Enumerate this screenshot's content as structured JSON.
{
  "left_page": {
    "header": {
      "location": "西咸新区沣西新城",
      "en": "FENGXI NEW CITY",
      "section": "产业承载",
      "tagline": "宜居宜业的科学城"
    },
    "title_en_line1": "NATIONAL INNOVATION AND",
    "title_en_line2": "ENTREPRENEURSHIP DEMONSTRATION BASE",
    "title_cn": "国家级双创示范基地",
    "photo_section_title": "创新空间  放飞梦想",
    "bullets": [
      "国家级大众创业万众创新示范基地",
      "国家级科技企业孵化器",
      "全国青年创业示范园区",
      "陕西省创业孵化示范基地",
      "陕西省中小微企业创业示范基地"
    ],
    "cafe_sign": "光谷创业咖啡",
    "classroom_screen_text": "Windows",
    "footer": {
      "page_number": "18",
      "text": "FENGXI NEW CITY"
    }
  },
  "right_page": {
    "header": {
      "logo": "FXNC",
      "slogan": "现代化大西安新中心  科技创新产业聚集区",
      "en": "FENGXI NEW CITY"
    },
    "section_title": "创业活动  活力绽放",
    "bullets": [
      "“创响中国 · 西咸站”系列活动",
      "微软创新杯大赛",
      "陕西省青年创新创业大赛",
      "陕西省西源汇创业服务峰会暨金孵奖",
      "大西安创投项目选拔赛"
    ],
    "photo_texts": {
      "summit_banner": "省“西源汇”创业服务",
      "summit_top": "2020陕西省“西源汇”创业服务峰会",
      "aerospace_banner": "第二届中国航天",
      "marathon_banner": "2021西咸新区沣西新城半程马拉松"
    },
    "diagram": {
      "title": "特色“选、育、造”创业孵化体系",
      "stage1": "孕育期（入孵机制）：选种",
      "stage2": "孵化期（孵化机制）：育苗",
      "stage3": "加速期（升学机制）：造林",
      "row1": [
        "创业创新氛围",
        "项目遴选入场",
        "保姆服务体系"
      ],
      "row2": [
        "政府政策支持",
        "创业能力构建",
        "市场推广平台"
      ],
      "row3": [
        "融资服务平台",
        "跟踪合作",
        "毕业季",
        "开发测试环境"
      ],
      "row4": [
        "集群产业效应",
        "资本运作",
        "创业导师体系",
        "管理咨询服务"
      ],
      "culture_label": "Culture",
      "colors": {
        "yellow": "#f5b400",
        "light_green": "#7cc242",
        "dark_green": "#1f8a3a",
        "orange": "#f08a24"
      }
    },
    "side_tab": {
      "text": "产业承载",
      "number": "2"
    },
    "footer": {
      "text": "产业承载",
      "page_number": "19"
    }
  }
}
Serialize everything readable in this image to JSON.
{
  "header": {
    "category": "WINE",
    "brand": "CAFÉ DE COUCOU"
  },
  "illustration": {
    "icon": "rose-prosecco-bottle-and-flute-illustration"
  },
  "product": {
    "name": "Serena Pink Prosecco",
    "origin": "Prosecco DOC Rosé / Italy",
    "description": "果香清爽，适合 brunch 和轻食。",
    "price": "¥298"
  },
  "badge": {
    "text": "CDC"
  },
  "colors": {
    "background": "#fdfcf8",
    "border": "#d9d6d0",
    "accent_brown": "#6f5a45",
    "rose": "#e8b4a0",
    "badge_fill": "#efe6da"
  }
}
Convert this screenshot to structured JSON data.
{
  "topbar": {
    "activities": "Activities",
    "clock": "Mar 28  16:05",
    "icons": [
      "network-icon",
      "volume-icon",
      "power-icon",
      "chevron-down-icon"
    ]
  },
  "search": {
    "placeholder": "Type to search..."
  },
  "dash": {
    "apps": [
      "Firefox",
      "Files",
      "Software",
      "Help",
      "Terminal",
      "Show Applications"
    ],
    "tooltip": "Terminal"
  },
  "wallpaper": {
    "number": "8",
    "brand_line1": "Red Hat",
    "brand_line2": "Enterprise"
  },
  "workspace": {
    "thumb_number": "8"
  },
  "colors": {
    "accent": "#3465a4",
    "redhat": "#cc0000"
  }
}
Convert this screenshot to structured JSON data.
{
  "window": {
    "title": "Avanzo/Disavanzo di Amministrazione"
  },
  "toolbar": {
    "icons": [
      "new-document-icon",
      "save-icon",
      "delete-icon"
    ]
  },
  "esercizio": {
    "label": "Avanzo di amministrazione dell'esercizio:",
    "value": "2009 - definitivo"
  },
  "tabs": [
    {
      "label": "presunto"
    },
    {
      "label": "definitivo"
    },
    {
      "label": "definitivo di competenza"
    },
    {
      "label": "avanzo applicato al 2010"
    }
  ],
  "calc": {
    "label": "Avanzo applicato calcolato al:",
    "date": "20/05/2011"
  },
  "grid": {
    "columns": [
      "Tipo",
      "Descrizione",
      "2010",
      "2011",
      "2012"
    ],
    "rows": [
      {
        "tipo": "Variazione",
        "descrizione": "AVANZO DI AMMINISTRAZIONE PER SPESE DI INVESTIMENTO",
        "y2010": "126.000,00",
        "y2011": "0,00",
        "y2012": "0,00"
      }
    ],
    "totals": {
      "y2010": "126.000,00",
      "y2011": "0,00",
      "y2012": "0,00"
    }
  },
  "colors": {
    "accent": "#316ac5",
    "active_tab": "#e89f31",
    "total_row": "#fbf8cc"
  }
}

☆ ☆ ☆

Quote each line of the listing above exactly.

Output of the exercise:
Enumerate this screenshot's content as structured JSON.
{
  "left_page": {
    "header": {
      "location": "西咸新区沣西新城",
      "en": "FENGXI NEW CITY",
      "section": "产业承载",
      "tagline": "宜居宜业的科学城"
    },
    "title_en_line1": "NATIONAL INNOVATION AND",
    "title_en_line2": "ENTREPRENEURSHIP DEMONSTRATION BASE",
    "title_cn": "国家级双创示范基地",
    "photo_section_title": "创新空间  放飞梦想",
    "bullets": [
      "国家级大众创业万众创新示范基地",
      "国家级科技企业孵化器",
      "全国青年创业示范园区",
      "陕西省创业孵化示范基地",
      "陕西省中小微企业创业示范基地"
    ],
    "cafe_sign": "光谷创业咖啡",
    "classroom_screen_text": "Windows",
    "footer": {
      "page_number": "18",
      "text": "FENGXI NEW CITY"
    }
  },
  "right_page": {
    "header": {
      "logo": "FXNC",
      "slogan": "现代化大西安新中心  科技创新产业聚集区",
      "en": "FENGXI NEW CITY"
    },
    "section_title": "创业活动  活力绽放",
    "bullets": [
      "“创响中国 · 西咸站”系列活动",
      "微软创新杯大赛",
      "陕西省青年创新创业大赛",
      "陕西省西源汇创业服务峰会暨金孵奖",
      "大西安创投项目选拔赛"
    ],
    "photo_texts": {
      "summit_banner": "省“西源汇”创业服务",
      "summit_top": "2020陕西省“西源汇”创业服务峰会",
      "aerospace_banner": "第二届中国航天",
      "marathon_banner": "2021西咸新区沣西新城半程马拉松"
    },
    "diagram": {
      "title": "特色“选、育、造”创业孵化体系",
      "stage1": "孕育期（入孵机制）：选种",
      "stage2": "孵化期（孵化机制）：育苗",
      "stage3": "加速期（升学机制）：造林",
      "row1": [
        "创业创新氛围",
        "项目遴选入场",
        "保姆服务体系"
      ],
      "row2": [
        "政府政策支持",
        "创业能力构建",
        "市场推广平台"
      ],
      "row3": [
        "融资服务平台",
        "跟踪合作",
        "毕业季",
        "开发测试环境"
      ],
      "row4": [
        "集群产业效应",
        "资本运作",
        "创业导师体系",
        "管理咨询服务"
      ],
      "culture_label": "Culture",
      "colors": {
        "yellow": "#f5b400",
        "light_green": "#7cc242",
        "dark_green": "#1f8a3a",
        "orange": "#f08a24"
      }
    },
    "side_tab": {
      "text": "产业承载",
      "number": "2"
    },
    "footer": {
      "text": "产业承载",
      "page_number": "19"
    }
  }
}
Serialize everything readable in this image to JSON.
{
  "header": {
    "category": "WINE",
    "brand": "CAFÉ DE COUCOU"
  },
  "illustration": {
    "icon": "rose-prosecco-bottle-and-flute-illustration"
  },
  "product": {
    "name": "Serena Pink Prosecco",
    "origin": "Prosecco DOC Rosé / Italy",
    "description": "果香清爽，适合 brunch 和轻食。",
    "price": "¥298"
  },
  "badge": {
    "text": "CDC"
  },
  "colors": {
    "background": "#fdfcf8",
    "border": "#d9d6d0",
    "accent_brown": "#6f5a45",
    "rose": "#e8b4a0",
    "badge_fill": "#efe6da"
  }
}
Convert this screenshot to structured JSON data.
{
  "topbar": {
    "activities": "Activities",
    "clock": "Mar 28  16:05",
    "icons": [
      "network-icon",
      "volume-icon",
      "power-icon",
      "chevron-down-icon"
    ]
  },
  "search": {
    "placeholder": "Type to search..."
  },
  "dash": {
    "apps": [
      "Firefox",
      "Files",
      "Software",
      "Help",
      "Terminal",
      "Show Applications"
    ],
    "tooltip": "Terminal"
  },
  "wallpaper": {
    "number": "8",
    "brand_line1": "Red Hat",
    "brand_line2": "Enterprise"
  },
  "workspace": {
    "thumb_number": "8"
  },
  "colors": {
    "accent": "#3465a4",
    "redhat": "#cc0000"
  }
}
Convert this screenshot to structured JSON data.
{
  "window": {
    "title": "Avanzo/Disavanzo di Amministrazione"
  },
  "toolbar": {
    "icons": [
      "new-document-icon",
      "save-icon",
      "delete-icon"
    ]
  },
  "esercizio": {
    "label": "Avanzo di amministrazione dell'esercizio:",
    "value": "2009 - definitivo"
  },
  "tabs": [
    {
      "label": "presunto"
    },
    {
      "label": "definitivo"
    },
    {
      "label": "definitivo di competenza"
    },
    {
      "label": "avanzo applicato al 2010"
    }
  ],
  "calc": {
    "label": "Avanzo applicato calcolato al:",
    "date": "20/05/2011"
  },
  "grid": {
    "columns": [
      "Tipo",
      "Descrizione",
      "2010",
      "2011",
      "2012"
    ],
    "rows": [
      {
        "tipo": "Variazione",
        "descrizione": "AVANZO DI AMMINISTRAZIONE PER SPESE DI INVESTIMENTO",
        "y2010": "126.000,00",
        "y2011": "0,00",
        "y2012": "0,00"
      }
    ],
    "totals": {
      "y2010": "126.000,00",
      "y2011": "0,00",
      "y2012": "0,00"
    }
  },
  "colors": {
    "accent": "#316ac5",
    "active_tab": "#e89f31",
    "total_row": "#fbf8cc"
  }
}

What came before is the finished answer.